** start GIVEN RECORDS **

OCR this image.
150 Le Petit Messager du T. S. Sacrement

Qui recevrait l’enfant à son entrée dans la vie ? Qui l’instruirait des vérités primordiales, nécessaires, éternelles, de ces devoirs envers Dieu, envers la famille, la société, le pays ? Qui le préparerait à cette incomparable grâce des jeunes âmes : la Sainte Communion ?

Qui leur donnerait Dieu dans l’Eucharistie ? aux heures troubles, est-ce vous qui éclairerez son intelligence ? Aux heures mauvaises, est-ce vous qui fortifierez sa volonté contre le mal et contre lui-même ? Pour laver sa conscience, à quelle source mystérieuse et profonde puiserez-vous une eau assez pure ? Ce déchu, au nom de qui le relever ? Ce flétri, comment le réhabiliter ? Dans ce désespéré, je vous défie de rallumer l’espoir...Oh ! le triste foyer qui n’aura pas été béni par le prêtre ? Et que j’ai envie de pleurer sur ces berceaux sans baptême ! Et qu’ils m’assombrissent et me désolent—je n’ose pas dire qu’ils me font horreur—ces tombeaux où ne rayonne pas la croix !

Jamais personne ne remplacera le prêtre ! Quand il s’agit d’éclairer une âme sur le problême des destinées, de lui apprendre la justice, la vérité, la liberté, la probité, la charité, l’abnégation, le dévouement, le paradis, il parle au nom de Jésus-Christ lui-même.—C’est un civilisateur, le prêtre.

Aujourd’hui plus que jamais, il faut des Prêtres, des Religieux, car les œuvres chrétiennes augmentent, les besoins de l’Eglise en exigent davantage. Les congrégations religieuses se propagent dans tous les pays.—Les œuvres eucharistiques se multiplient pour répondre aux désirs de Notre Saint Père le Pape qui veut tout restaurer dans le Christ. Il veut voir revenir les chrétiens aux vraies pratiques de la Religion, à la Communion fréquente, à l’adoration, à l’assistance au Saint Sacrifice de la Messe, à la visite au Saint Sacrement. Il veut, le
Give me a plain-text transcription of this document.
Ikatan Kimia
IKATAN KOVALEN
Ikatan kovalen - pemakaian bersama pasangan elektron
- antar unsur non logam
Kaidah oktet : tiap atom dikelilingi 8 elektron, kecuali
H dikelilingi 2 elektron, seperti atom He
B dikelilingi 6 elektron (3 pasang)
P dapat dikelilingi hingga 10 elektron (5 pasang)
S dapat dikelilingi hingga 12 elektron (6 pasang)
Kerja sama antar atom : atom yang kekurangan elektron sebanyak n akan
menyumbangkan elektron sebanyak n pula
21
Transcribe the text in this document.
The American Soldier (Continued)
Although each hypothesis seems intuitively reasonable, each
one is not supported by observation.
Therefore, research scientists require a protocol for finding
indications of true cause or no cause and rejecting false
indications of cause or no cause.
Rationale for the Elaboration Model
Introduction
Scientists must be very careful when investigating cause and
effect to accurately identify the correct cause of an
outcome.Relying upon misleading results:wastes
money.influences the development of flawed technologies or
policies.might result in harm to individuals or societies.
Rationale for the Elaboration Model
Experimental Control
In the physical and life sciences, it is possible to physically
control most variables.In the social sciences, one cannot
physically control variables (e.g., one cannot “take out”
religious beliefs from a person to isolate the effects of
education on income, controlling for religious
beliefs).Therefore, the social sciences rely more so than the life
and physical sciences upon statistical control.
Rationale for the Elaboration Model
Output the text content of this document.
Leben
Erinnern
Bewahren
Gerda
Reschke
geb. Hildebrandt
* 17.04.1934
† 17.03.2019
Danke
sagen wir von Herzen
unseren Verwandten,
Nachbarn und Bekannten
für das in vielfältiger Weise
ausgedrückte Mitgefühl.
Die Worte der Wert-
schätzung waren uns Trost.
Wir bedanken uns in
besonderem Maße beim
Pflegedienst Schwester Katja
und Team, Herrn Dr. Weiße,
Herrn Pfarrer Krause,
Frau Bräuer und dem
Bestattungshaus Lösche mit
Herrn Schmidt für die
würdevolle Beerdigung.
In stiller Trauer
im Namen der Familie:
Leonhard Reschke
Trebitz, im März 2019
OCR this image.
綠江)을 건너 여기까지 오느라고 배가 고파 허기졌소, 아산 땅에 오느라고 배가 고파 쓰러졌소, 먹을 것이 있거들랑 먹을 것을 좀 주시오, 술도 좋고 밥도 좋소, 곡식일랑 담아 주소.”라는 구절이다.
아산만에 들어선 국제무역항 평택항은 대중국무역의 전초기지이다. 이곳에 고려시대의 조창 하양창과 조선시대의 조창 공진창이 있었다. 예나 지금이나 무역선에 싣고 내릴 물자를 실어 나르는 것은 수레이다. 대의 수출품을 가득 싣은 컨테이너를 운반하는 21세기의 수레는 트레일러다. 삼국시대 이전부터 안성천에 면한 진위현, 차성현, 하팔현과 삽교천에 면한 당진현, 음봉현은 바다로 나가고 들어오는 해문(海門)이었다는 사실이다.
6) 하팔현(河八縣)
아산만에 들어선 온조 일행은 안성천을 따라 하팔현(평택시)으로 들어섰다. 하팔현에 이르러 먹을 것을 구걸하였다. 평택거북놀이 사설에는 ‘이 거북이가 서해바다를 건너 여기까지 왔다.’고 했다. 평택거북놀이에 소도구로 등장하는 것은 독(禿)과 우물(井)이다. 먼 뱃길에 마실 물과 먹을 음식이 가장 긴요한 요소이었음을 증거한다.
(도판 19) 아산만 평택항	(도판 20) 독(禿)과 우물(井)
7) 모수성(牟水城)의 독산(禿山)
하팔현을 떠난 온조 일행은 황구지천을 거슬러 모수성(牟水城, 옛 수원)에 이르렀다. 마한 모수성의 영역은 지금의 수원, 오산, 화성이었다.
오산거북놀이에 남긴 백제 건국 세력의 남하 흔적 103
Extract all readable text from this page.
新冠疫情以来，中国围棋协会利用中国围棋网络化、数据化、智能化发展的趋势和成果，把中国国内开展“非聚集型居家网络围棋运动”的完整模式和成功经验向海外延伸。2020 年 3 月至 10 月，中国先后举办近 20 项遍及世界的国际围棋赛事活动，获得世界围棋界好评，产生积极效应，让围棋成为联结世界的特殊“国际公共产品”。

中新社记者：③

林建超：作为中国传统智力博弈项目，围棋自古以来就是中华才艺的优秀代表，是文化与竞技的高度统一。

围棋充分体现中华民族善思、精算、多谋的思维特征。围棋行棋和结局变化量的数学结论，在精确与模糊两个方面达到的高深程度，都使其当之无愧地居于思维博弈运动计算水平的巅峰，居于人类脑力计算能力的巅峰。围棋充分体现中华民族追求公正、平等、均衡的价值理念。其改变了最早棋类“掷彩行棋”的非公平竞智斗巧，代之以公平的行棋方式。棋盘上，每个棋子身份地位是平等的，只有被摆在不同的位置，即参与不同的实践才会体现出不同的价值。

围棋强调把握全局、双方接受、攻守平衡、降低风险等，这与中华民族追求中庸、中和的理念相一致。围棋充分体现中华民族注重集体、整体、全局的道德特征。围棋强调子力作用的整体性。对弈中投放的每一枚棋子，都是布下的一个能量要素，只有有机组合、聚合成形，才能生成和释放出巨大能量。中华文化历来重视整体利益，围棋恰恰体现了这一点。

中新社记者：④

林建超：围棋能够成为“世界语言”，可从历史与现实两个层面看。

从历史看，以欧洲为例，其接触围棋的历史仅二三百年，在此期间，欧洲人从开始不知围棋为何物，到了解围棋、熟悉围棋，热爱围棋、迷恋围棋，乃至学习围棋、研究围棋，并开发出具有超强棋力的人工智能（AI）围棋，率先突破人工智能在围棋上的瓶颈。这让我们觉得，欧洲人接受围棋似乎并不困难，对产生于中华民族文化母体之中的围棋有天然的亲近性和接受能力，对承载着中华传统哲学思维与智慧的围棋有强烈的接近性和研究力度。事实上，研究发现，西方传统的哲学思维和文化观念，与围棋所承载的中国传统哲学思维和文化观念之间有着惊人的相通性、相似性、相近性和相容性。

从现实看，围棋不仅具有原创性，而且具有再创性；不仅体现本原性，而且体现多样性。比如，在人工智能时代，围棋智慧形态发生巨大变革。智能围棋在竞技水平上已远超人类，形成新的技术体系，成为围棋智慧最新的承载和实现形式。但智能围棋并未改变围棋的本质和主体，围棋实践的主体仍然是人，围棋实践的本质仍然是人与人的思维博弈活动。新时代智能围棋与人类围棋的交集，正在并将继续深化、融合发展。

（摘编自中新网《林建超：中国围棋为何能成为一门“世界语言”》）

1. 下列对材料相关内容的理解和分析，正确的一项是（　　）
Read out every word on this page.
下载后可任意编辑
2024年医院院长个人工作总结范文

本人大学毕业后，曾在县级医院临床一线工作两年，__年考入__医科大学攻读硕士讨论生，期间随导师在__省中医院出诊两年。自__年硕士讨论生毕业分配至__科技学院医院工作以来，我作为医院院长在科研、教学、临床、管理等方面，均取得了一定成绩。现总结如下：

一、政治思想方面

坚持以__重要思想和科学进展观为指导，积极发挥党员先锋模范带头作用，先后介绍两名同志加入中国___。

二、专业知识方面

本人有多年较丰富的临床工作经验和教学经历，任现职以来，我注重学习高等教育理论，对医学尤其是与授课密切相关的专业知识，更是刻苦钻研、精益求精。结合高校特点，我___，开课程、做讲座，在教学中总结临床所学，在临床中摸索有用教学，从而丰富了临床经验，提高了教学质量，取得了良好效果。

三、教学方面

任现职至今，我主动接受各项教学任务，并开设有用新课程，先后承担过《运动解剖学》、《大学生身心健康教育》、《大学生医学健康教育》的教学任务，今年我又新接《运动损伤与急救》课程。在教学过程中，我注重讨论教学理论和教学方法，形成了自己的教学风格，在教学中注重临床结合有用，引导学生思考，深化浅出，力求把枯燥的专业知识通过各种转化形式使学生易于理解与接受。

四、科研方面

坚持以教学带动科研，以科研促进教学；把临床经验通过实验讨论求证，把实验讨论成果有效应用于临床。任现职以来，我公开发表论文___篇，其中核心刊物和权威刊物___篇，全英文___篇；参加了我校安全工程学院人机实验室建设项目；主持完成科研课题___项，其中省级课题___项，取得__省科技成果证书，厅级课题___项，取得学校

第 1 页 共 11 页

** end GIVEN RECORDS **

> GIVEN REQUEST
Report only the number of lines that hold the word "elektron".

> RESPONSE
8